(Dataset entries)

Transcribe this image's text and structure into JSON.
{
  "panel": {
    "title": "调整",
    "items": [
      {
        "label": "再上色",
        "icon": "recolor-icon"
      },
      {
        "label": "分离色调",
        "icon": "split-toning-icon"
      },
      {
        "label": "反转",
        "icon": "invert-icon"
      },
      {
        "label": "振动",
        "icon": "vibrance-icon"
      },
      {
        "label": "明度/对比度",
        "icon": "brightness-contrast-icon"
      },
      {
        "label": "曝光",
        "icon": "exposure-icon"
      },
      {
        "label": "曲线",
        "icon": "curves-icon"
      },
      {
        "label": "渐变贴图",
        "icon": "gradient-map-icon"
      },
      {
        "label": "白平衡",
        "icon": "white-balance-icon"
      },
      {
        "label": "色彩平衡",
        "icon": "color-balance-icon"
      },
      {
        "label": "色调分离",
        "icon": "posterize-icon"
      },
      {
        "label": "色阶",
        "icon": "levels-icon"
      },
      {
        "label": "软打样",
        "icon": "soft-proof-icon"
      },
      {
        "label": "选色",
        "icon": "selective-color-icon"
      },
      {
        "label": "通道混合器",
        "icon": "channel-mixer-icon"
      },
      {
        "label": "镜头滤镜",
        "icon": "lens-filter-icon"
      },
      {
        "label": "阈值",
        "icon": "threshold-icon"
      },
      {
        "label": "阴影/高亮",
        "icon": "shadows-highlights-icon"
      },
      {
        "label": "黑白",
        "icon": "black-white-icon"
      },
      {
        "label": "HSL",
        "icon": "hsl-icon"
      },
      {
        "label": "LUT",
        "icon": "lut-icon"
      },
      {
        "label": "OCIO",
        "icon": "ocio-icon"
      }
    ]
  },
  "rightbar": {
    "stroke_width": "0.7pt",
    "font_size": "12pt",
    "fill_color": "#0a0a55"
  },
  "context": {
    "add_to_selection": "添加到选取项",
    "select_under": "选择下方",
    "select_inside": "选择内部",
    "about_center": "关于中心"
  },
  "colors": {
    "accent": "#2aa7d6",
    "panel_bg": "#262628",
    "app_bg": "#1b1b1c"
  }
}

**Task to complete**
Copy every line of the listing where the word "balance" appears.

**Output below**
        "icon": "white-balance-icon"
        "icon": "color-balance-icon"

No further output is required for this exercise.